__GIVEN INSTRUCTION__.
Quote every line of the listing below word for word, leaving out the pictures.

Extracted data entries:
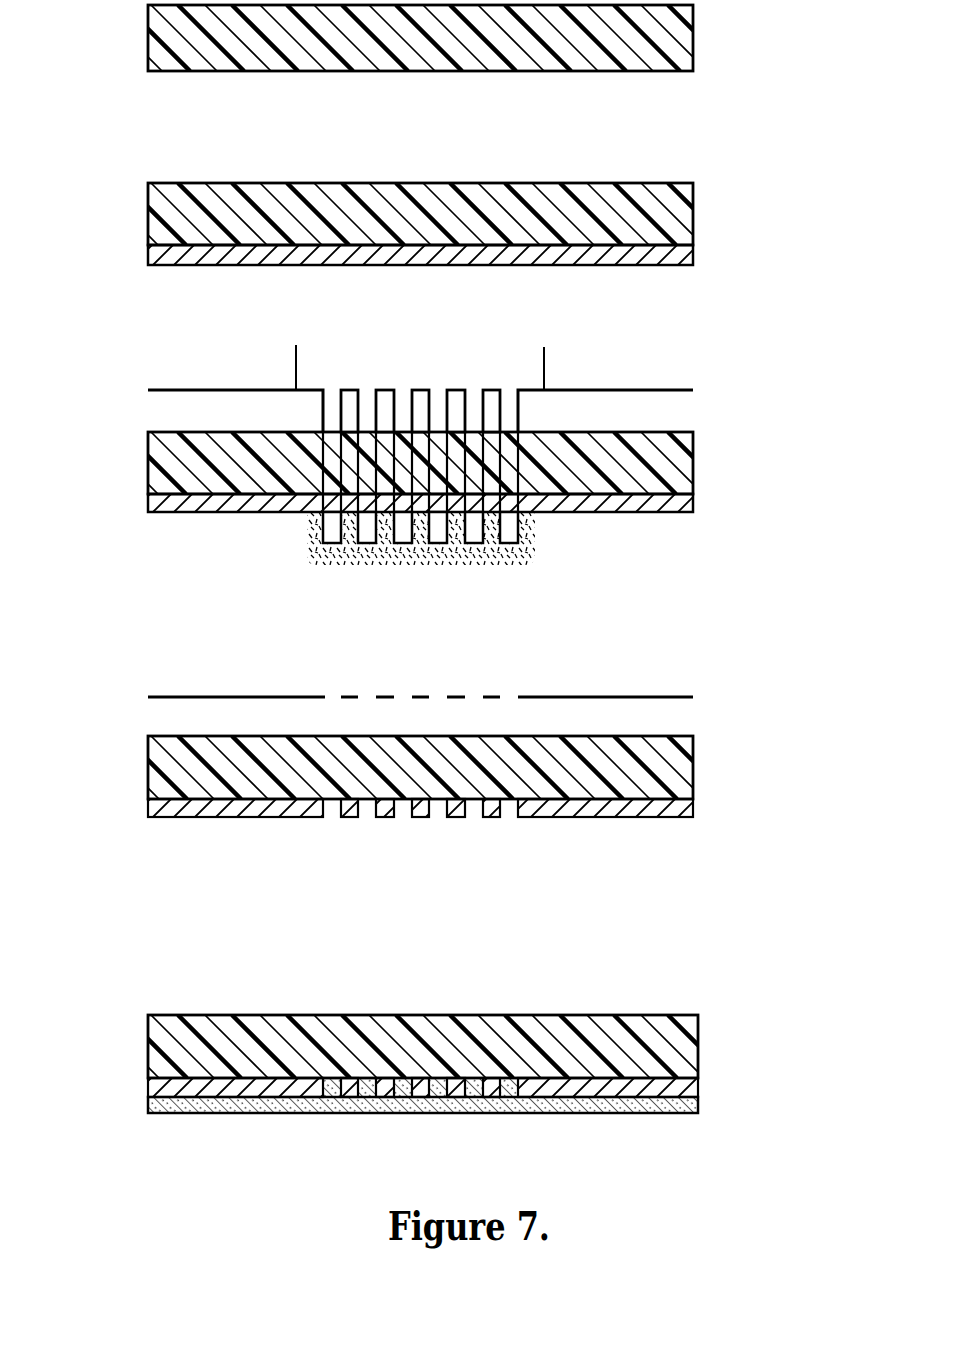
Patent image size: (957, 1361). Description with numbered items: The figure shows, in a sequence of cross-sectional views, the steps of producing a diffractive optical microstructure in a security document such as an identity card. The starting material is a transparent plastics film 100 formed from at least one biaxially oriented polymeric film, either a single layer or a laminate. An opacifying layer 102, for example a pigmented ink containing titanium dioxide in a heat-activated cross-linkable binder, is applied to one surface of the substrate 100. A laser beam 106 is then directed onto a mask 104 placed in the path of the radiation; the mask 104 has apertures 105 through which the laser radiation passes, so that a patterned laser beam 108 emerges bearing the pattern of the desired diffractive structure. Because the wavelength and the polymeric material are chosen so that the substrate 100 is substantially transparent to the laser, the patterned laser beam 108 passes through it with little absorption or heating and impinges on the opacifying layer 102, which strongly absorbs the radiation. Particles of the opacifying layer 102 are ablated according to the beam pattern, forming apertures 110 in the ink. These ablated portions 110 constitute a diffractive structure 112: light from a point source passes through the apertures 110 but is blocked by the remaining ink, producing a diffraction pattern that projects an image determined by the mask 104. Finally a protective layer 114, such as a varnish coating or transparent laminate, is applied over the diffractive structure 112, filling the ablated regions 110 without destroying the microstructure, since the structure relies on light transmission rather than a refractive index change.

The transparent plastics film 100 is at (660, 42).
The opacifying layer 102 is at (670, 260).
The mask 104 is at (185, 375).
The aperture 105 is at (337, 378).
The laser beam 106 is at (500, 358).
The patterned laser beam 108 is at (535, 563).
The apertures 110 is at (405, 822).
The diffractive structure 112 is at (533, 1088).
The protective layer 114 is at (692, 1112).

__CORRECT OUTPUT__.
Patent image size: (957, 1361). Description with numbered items: The figure shows, in a sequence of cross-sectional views, the steps of producing a diffractive optical microstructure in a security document such as an identity card. The starting material is a transparent plastics film 100 formed from at least one biaxially oriented polymeric film, either a single layer or a laminate. An opacifying layer 102, for example a pigmented ink containing titanium dioxide in a heat-activated cross-linkable binder, is applied to one surface of the substrate 100. A laser beam 106 is then directed onto a mask 104 placed in the path of the radiation; the mask 104 has apertures 105 through which the laser radiation passes, so that a patterned laser beam 108 emerges bearing the pattern of the desired diffractive structure. Because the wavelength and the polymeric material are chosen so that the substrate 100 is substantially transparent to the laser, the patterned laser beam 108 passes through it with little absorption or heating and impinges on the opacifying layer 102, which strongly absorbs the radiation. Particles of the opacifying layer 102 are ablated according to the beam pattern, forming apertures 110 in the ink. These ablated portions 110 constitute a diffractive structure 112: light from a point source passes through the apertures 110 but is blocked by the remaining ink, producing a diffraction pattern that projects an image determined by the mask 104. Finally a protective layer 114, such as a varnish coating or transparent laminate, is applied over the diffractive structure 112, filling the ablated regions 110 without destroying the microstructure, since the structure relies on light transmission rather than a refractive index change.

The transparent plastics film 100 is at (660, 42).
The opacifying layer 102 is at (670, 260).
The mask 104 is at (185, 375).
The aperture 105 is at (337, 378).
The laser beam 106 is at (500, 358).
The patterned laser beam 108 is at (535, 563).
The apertures 110 is at (405, 822).
The diffractive structure 112 is at (533, 1088).
The protective layer 114 is at (692, 1112).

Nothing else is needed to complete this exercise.